**Records provided**
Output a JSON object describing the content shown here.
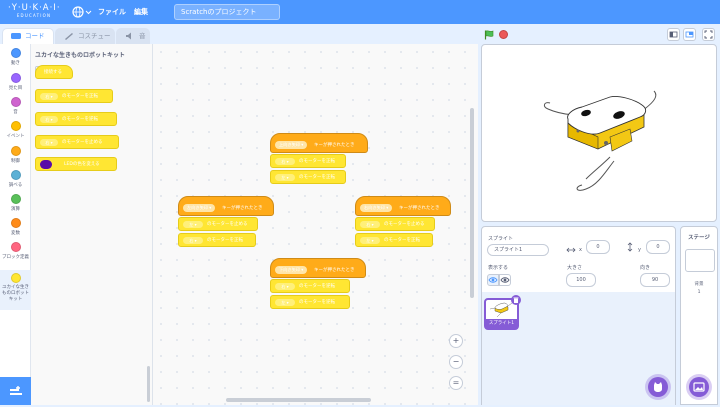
{
  "menubar": {
    "logo_line1": "·Y·U·K·A·I·",
    "logo_line2": "EDUCATION",
    "file_menu": "ファイル",
    "edit_menu": "編集",
    "project_title": "Scratchのプロジェクト"
  },
  "tabs": {
    "code": "コード",
    "costumes": "コスチューム",
    "sounds": "音"
  },
  "categories": [
    {
      "label": "動き",
      "color": "#4c97ff"
    },
    {
      "label": "見た目",
      "color": "#9966ff"
    },
    {
      "label": "音",
      "color": "#cf63cf"
    },
    {
      "label": "イベント",
      "color": "#ffbf00"
    },
    {
      "label": "制御",
      "color": "#ffab19"
    },
    {
      "label": "調べる",
      "color": "#5cb1d6"
    },
    {
      "label": "演算",
      "color": "#59c059"
    },
    {
      "label": "変数",
      "color": "#ff8c1a"
    },
    {
      "label": "ブロック定義",
      "color": "#ff6680"
    },
    {
      "label": "ユカイな生きものロボットキット",
      "color": "#ffe633"
    }
  ],
  "palette": {
    "heading": "ユカイな生きものロボットキット",
    "hat_label": "接続する",
    "blocks": [
      {
        "dropdown": "右 ▾",
        "text": "のモーターを正転"
      },
      {
        "dropdown": "右 ▾",
        "text": "のモーターを逆転"
      },
      {
        "dropdown": "右 ▾",
        "text": "のモーターを止める"
      },
      {
        "dropdown": "",
        "text": "LEDの色を変える"
      }
    ]
  },
  "scripts": [
    {
      "hat_dd": "上向き矢印 ▾",
      "hat_text": "キーが押されたとき",
      "steps": [
        {
          "dd": "右 ▾",
          "text": "のモーターを正転"
        },
        {
          "dd": "左 ▾",
          "text": "のモーターを正転"
        }
      ]
    },
    {
      "hat_dd": "左向き矢印 ▾",
      "hat_text": "キーが押されたとき",
      "steps": [
        {
          "dd": "左 ▾",
          "text": "のモーターを止める"
        },
        {
          "dd": "右 ▾",
          "text": "のモーターを正転"
        }
      ]
    },
    {
      "hat_dd": "右向き矢印 ▾",
      "hat_text": "キーが押されたとき",
      "steps": [
        {
          "dd": "右 ▾",
          "text": "のモーターを止める"
        },
        {
          "dd": "左 ▾",
          "text": "のモーターを正転"
        }
      ]
    },
    {
      "hat_dd": "下向き矢印 ▾",
      "hat_text": "キーが押されたとき",
      "steps": [
        {
          "dd": "右 ▾",
          "text": "のモーターを逆転"
        },
        {
          "dd": "左 ▾",
          "text": "のモーターを逆転"
        }
      ]
    }
  ],
  "zoom": {
    "in": "+",
    "out": "−",
    "reset": "="
  },
  "sprite": {
    "section_label": "スプライト",
    "name": "スプライト1",
    "x_label": "x",
    "x_value": "0",
    "y_label": "y",
    "y_value": "0",
    "show_label": "表示する",
    "size_label": "大きさ",
    "size_value": "100",
    "direction_label": "向き",
    "direction_value": "90",
    "thumb_label": "スプライト1"
  },
  "stage_pane": {
    "heading": "ステージ",
    "backdrops_label": "背景",
    "backdrops_count": "1"
  }
}
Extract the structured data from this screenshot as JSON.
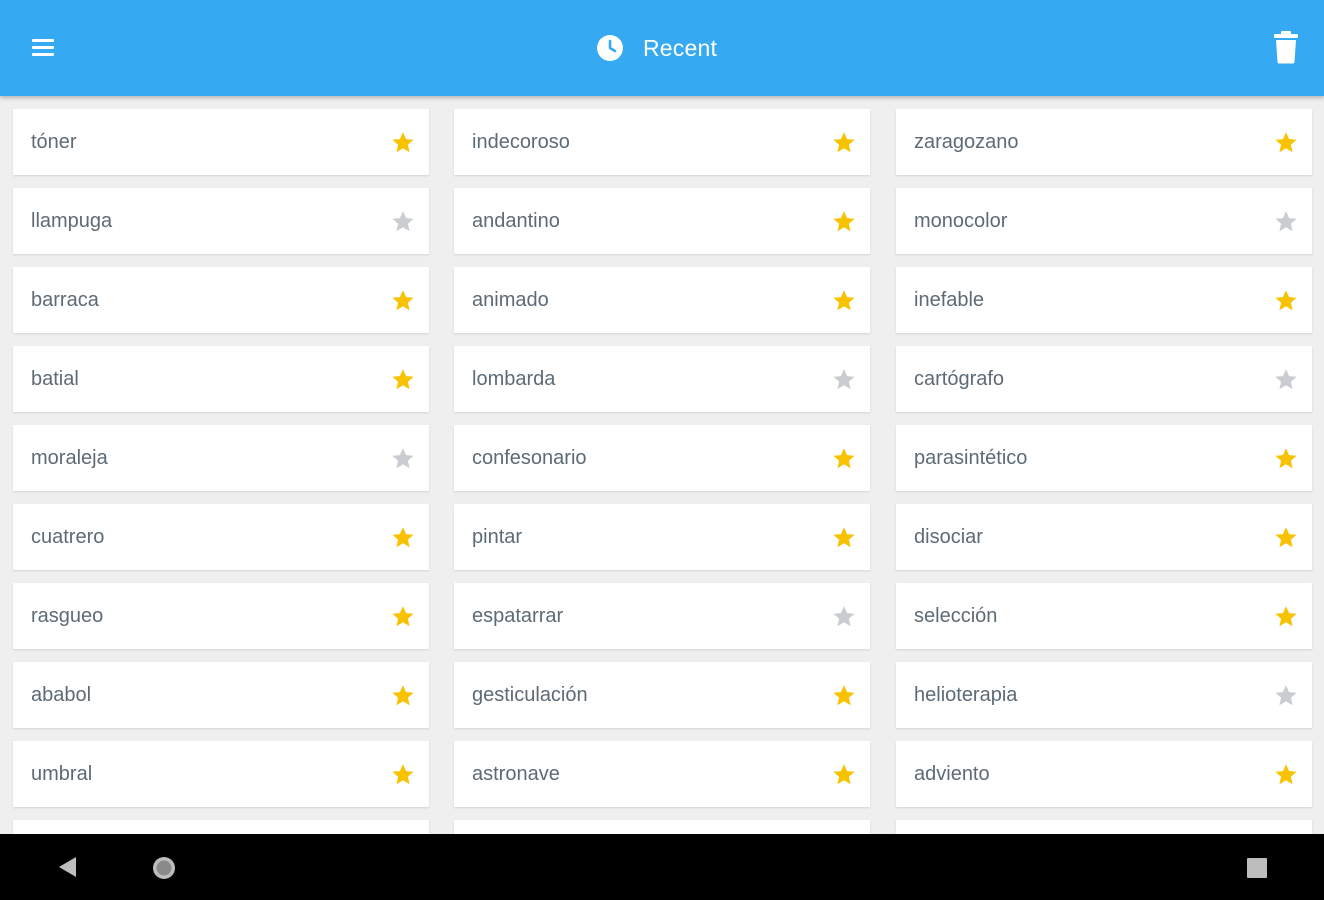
{
  "header": {
    "title": "Recent",
    "left_icon": "menu-icon",
    "title_icon": "clock-icon",
    "right_icon": "trash-icon"
  },
  "colors": {
    "appbar": "#35a9f1",
    "star_on": "#f8c200",
    "star_off": "#c9cdd1",
    "word_text": "#5d6b76"
  },
  "words": [
    {
      "text": "tóner",
      "favorite": true
    },
    {
      "text": "indecoroso",
      "favorite": true
    },
    {
      "text": "zaragozano",
      "favorite": true
    },
    {
      "text": "llampuga",
      "favorite": false
    },
    {
      "text": "andantino",
      "favorite": true
    },
    {
      "text": "monocolor",
      "favorite": false
    },
    {
      "text": "barraca",
      "favorite": true
    },
    {
      "text": "animado",
      "favorite": true
    },
    {
      "text": "inefable",
      "favorite": true
    },
    {
      "text": "batial",
      "favorite": true
    },
    {
      "text": "lombarda",
      "favorite": false
    },
    {
      "text": "cartógrafo",
      "favorite": false
    },
    {
      "text": "moraleja",
      "favorite": false
    },
    {
      "text": "confesonario",
      "favorite": true
    },
    {
      "text": "parasintético",
      "favorite": true
    },
    {
      "text": "cuatrero",
      "favorite": true
    },
    {
      "text": "pintar",
      "favorite": true
    },
    {
      "text": "disociar",
      "favorite": true
    },
    {
      "text": "rasgueo",
      "favorite": true
    },
    {
      "text": "espatarrar",
      "favorite": false
    },
    {
      "text": "selección",
      "favorite": true
    },
    {
      "text": "ababol",
      "favorite": true
    },
    {
      "text": "gesticulación",
      "favorite": true
    },
    {
      "text": "helioterapia",
      "favorite": false
    },
    {
      "text": "umbral",
      "favorite": true
    },
    {
      "text": "astronave",
      "favorite": true
    },
    {
      "text": "adviento",
      "favorite": true
    },
    {
      "text": "",
      "favorite": false
    },
    {
      "text": "",
      "favorite": false
    },
    {
      "text": "",
      "favorite": false
    }
  ],
  "navbar": {
    "back_icon": "back-triangle-icon",
    "home_icon": "home-circle-icon",
    "recents_icon": "recents-square-icon"
  }
}
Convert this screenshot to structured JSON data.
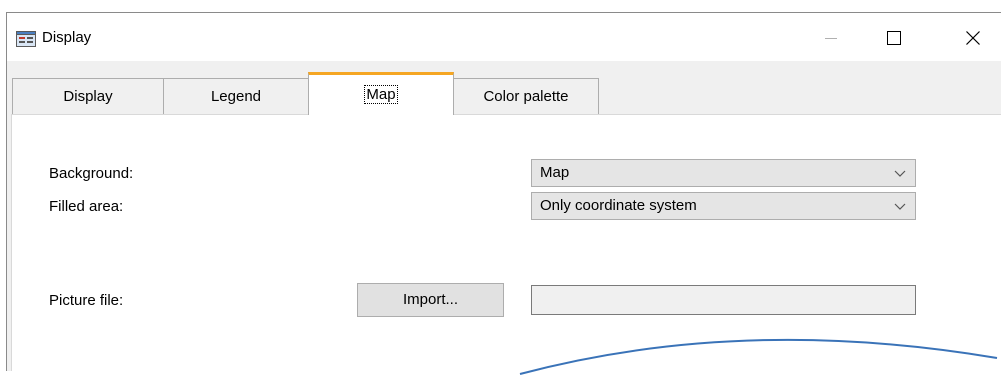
{
  "window": {
    "title": "Display",
    "icons": {
      "app": "display-window-icon",
      "minimize": "minimize-icon",
      "maximize": "maximize-icon",
      "close": "close-icon"
    }
  },
  "tabs": [
    {
      "label": "Display",
      "active": false
    },
    {
      "label": "Legend",
      "active": false
    },
    {
      "label": "Map",
      "active": true
    },
    {
      "label": "Color palette",
      "active": false
    }
  ],
  "form": {
    "background_label": "Background:",
    "background_value": "Map",
    "filled_area_label": "Filled area:",
    "filled_area_value": "Only coordinate system",
    "picture_file_label": "Picture file:",
    "import_button": "Import...",
    "picture_file_value": ""
  },
  "colors": {
    "active_tab_accent": "#f5a623",
    "map_outline": "#3a73b8"
  }
}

**Exercise instructions**
Without the pictures, return the entries exactly as they appear.

**Final result**
Output a JSON object describing the content shown here.
{
  "menubar": {
    "logo_line1": "·Y·U·K·A·I·",
    "logo_line2": "EDUCATION",
    "file_menu": "ファイル",
    "edit_menu": "編集",
    "project_title": "Scratchのプロジェクト"
  },
  "tabs": {
    "code": "コード",
    "costumes": "コスチューム",
    "sounds": "音"
  },
  "categories": [
    {
      "label": "動き",
      "color": "#4c97ff"
    },
    {
      "label": "見た目",
      "color": "#9966ff"
    },
    {
      "label": "音",
      "color": "#cf63cf"
    },
    {
      "label": "イベント",
      "color": "#ffbf00"
    },
    {
      "label": "制御",
      "color": "#ffab19"
    },
    {
      "label": "調べる",
      "color": "#5cb1d6"
    },
    {
      "label": "演算",
      "color": "#59c059"
    },
    {
      "label": "変数",
      "color": "#ff8c1a"
    },
    {
      "label": "ブロック定義",
      "color": "#ff6680"
    },
    {
      "label": "ユカイな生きものロボットキット",
      "color": "#ffe633"
    }
  ],
  "palette": {
    "heading": "ユカイな生きものロボットキット",
    "hat_label": "接続する",
    "blocks": [
      {
        "dropdown": "右 ▾",
        "text": "のモーターを正転"
      },
      {
        "dropdown": "右 ▾",
        "text": "のモーターを逆転"
      },
      {
        "dropdown": "右 ▾",
        "text": "のモーターを止める"
      },
      {
        "dropdown": "",
        "text": "LEDの色を変える"
      }
    ]
  },
  "scripts": [
    {
      "hat_dd": "上向き矢印 ▾",
      "hat_text": "キーが押されたとき",
      "steps": [
        {
          "dd": "右 ▾",
          "text": "のモーターを正転"
        },
        {
          "dd": "左 ▾",
          "text": "のモーターを正転"
        }
      ]
    },
    {
      "hat_dd": "左向き矢印 ▾",
      "hat_text": "キーが押されたとき",
      "steps": [
        {
          "dd": "左 ▾",
          "text": "のモーターを止める"
        },
        {
          "dd": "右 ▾",
          "text": "のモーターを正転"
        }
      ]
    },
    {
      "hat_dd": "右向き矢印 ▾",
      "hat_text": "キーが押されたとき",
      "steps": [
        {
          "dd": "右 ▾",
          "text": "のモーターを止める"
        },
        {
          "dd": "左 ▾",
          "text": "のモーターを正転"
        }
      ]
    },
    {
      "hat_dd": "下向き矢印 ▾",
      "hat_text": "キーが押されたとき",
      "steps": [
        {
          "dd": "右 ▾",
          "text": "のモーターを逆転"
        },
        {
          "dd": "左 ▾",
          "text": "のモーターを逆転"
        }
      ]
    }
  ],
  "zoom": {
    "in": "+",
    "out": "−",
    "reset": "="
  },
  "sprite": {
    "section_label": "スプライト",
    "name": "スプライト1",
    "x_label": "x",
    "x_value": "0",
    "y_label": "y",
    "y_value": "0",
    "show_label": "表示する",
    "size_label": "大きさ",
    "size_value": "100",
    "direction_label": "向き",
    "direction_value": "90",
    "thumb_label": "スプライト1"
  },
  "stage_pane": {
    "heading": "ステージ",
    "backdrops_label": "背景",
    "backdrops_count": "1"
  }
}
Extract the structured data from this screenshot as JSON.
{
  "header": {
    "title": "Recent",
    "left_icon": "menu-icon",
    "title_icon": "clock-icon",
    "right_icon": "trash-icon"
  },
  "colors": {
    "appbar": "#35a9f1",
    "star_on": "#f8c200",
    "star_off": "#c9cdd1",
    "word_text": "#5d6b76"
  },
  "words": [
    {
      "text": "tóner",
      "favorite": true
    },
    {
      "text": "indecoroso",
      "favorite": true
    },
    {
      "text": "zaragozano",
      "favorite": true
    },
    {
      "text": "llampuga",
      "favorite": false
    },
    {
      "text": "andantino",
      "favorite": true
    },
    {
      "text": "monocolor",
      "favorite": false
    },
    {
      "text": "barraca",
      "favorite": true
    },
    {
      "text": "animado",
      "favorite": true
    },
    {
      "text": "inefable",
      "favorite": true
    },
    {
      "text": "batial",
      "favorite": true
    },
    {
      "text": "lombarda",
      "favorite": false
    },
    {
      "text": "cartógrafo",
      "favorite": false
    },
    {
      "text": "moraleja",
      "favorite": false
    },
    {
      "text": "confesonario",
      "favorite": true
    },
    {
      "text": "parasintético",
      "favorite": true
    },
    {
      "text": "cuatrero",
      "favorite": true
    },
    {
      "text": "pintar",
      "favorite": true
    },
    {
      "text": "disociar",
      "favorite": true
    },
    {
      "text": "rasgueo",
      "favorite": true
    },
    {
      "text": "espatarrar",
      "favorite": false
    },
    {
      "text": "selección",
      "favorite": true
    },
    {
      "text": "ababol",
      "favorite": true
    },
    {
      "text": "gesticulación",
      "favorite": true
    },
    {
      "text": "helioterapia",
      "favorite": false
    },
    {
      "text": "umbral",
      "favorite": true
    },
    {
      "text": "astronave",
      "favorite": true
    },
    {
      "text": "adviento",
      "favorite": true
    },
    {
      "text": "",
      "favorite": false
    },
    {
      "text": "",
      "favorite": false
    },
    {
      "text": "",
      "favorite": false
    }
  ],
  "navbar": {
    "back_icon": "back-triangle-icon",
    "home_icon": "home-circle-icon",
    "recents_icon": "recents-square-icon"
  }
}
Convert this screenshot to structured JSON data.
{
  "window": {
    "title": "Display",
    "icons": {
      "app": "display-window-icon",
      "minimize": "minimize-icon",
      "maximize": "maximize-icon",
      "close": "close-icon"
    }
  },
  "tabs": [
    {
      "label": "Display",
      "active": false
    },
    {
      "label": "Legend",
      "active": false
    },
    {
      "label": "Map",
      "active": true
    },
    {
      "label": "Color palette",
      "active": false
    }
  ],
  "form": {
    "background_label": "Background:",
    "background_value": "Map",
    "filled_area_label": "Filled area:",
    "filled_area_value": "Only coordinate system",
    "picture_file_label": "Picture file:",
    "import_button": "Import...",
    "picture_file_value": ""
  },
  "colors": {
    "active_tab_accent": "#f5a623",
    "map_outline": "#3a73b8"
  }
}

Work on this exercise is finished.